**What is being asked:** Every line containing the word "previous" needs to be found and copied.

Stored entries
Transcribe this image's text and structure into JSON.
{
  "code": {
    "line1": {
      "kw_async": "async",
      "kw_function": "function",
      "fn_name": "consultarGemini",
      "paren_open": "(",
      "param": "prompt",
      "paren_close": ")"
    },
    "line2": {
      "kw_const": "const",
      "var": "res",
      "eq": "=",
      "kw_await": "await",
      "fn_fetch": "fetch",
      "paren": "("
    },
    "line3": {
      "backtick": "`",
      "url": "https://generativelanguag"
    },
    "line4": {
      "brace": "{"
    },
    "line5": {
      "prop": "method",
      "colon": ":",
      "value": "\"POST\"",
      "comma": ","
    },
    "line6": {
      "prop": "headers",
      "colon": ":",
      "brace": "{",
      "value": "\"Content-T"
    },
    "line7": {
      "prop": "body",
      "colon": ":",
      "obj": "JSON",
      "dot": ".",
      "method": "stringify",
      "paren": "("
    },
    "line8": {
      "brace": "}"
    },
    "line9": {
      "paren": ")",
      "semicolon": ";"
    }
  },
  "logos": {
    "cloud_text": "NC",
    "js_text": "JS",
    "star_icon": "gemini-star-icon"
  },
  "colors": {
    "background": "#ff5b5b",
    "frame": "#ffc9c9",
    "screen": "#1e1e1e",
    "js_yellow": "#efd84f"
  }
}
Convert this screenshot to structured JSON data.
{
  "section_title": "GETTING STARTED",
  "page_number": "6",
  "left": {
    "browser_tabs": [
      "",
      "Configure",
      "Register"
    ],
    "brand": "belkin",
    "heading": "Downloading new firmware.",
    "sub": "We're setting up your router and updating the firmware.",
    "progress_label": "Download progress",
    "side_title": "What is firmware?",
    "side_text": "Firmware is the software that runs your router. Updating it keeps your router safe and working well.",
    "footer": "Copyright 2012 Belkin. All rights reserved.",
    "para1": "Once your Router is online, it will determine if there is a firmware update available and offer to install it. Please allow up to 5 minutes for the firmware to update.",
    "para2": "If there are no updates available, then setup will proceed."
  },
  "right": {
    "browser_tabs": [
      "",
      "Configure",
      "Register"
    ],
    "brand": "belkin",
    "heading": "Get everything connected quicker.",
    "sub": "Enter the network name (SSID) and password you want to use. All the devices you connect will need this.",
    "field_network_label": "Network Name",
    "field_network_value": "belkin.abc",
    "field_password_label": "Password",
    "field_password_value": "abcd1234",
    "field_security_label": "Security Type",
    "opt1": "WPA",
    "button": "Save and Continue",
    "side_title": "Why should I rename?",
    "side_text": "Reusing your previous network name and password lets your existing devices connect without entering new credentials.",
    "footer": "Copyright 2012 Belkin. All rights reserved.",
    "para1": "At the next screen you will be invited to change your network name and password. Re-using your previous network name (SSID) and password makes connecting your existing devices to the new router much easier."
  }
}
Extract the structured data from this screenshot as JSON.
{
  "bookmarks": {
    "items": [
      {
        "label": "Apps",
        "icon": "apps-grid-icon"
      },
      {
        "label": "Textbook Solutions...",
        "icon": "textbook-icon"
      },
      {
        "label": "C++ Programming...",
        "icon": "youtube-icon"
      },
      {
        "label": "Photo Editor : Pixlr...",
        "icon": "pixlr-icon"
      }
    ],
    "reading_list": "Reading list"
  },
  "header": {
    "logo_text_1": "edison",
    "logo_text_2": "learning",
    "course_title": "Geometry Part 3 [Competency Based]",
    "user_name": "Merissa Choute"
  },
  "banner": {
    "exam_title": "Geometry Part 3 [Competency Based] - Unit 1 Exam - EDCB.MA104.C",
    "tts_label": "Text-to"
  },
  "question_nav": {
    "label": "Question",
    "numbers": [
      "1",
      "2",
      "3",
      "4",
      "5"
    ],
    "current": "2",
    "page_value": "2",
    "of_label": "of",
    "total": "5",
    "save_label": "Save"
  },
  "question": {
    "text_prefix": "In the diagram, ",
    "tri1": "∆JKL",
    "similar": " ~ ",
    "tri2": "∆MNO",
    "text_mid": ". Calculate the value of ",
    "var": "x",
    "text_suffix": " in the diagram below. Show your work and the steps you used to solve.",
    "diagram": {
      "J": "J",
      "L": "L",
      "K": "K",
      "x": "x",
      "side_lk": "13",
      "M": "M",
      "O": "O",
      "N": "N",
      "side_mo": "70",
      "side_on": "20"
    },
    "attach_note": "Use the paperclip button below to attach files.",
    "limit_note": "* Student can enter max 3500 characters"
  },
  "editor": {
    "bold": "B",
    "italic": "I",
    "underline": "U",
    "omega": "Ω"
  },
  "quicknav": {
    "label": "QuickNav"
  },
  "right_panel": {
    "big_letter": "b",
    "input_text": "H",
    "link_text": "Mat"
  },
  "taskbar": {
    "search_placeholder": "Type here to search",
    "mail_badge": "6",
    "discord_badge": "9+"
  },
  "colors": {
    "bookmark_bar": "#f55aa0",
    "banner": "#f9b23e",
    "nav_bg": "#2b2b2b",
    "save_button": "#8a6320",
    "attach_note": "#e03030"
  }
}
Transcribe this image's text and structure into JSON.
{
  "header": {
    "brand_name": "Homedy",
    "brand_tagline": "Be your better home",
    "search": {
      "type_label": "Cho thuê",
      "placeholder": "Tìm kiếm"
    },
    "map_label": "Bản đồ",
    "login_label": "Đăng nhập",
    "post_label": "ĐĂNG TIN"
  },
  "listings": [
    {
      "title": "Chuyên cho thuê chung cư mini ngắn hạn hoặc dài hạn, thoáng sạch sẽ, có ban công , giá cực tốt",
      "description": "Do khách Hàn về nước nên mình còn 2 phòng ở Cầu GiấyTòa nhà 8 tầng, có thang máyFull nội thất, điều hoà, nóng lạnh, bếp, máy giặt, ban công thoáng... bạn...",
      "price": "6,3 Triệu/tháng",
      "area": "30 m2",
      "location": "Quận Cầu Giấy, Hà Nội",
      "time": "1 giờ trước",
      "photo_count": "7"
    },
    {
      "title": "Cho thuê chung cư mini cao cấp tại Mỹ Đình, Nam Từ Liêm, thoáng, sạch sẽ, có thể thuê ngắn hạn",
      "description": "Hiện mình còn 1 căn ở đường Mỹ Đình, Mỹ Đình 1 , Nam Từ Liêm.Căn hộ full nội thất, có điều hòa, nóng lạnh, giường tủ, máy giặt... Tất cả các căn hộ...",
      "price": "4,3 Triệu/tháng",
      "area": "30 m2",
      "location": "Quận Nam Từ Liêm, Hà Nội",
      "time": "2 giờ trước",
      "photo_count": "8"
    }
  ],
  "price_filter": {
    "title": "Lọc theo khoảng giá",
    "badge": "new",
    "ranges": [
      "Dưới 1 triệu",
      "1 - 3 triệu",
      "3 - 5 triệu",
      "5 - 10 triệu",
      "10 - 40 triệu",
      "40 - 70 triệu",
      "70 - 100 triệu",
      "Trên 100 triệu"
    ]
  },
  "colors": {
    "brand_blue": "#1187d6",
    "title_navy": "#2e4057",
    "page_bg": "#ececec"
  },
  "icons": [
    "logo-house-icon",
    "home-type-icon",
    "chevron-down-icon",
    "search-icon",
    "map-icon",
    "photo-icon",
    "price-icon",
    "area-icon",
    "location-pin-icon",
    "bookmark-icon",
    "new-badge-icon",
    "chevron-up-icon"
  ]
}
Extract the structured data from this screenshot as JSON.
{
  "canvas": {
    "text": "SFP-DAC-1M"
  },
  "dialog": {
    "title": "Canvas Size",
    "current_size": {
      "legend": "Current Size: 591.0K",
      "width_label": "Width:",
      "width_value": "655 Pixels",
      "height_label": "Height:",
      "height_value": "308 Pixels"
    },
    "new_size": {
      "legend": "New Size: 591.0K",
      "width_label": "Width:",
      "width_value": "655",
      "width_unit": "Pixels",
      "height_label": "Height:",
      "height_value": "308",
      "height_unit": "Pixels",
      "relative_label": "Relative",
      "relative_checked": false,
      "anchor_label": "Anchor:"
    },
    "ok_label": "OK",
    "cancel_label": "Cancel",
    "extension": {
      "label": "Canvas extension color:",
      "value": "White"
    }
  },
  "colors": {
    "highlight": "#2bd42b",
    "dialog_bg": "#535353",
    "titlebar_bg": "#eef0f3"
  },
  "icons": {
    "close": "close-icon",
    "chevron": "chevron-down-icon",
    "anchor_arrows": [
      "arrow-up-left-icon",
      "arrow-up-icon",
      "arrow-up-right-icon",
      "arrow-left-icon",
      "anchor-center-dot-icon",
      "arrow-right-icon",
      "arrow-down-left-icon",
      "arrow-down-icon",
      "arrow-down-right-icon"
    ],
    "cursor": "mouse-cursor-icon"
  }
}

**Task result:**
    "side_text": "Reusing your previous network name and password lets your existing devices connect without entering new credentials.",
    "para1": "At the next screen you will be invited to change your network name and password. Re-using your previous network name (SSID) and password makes connecting your existing devices to the new router much easier."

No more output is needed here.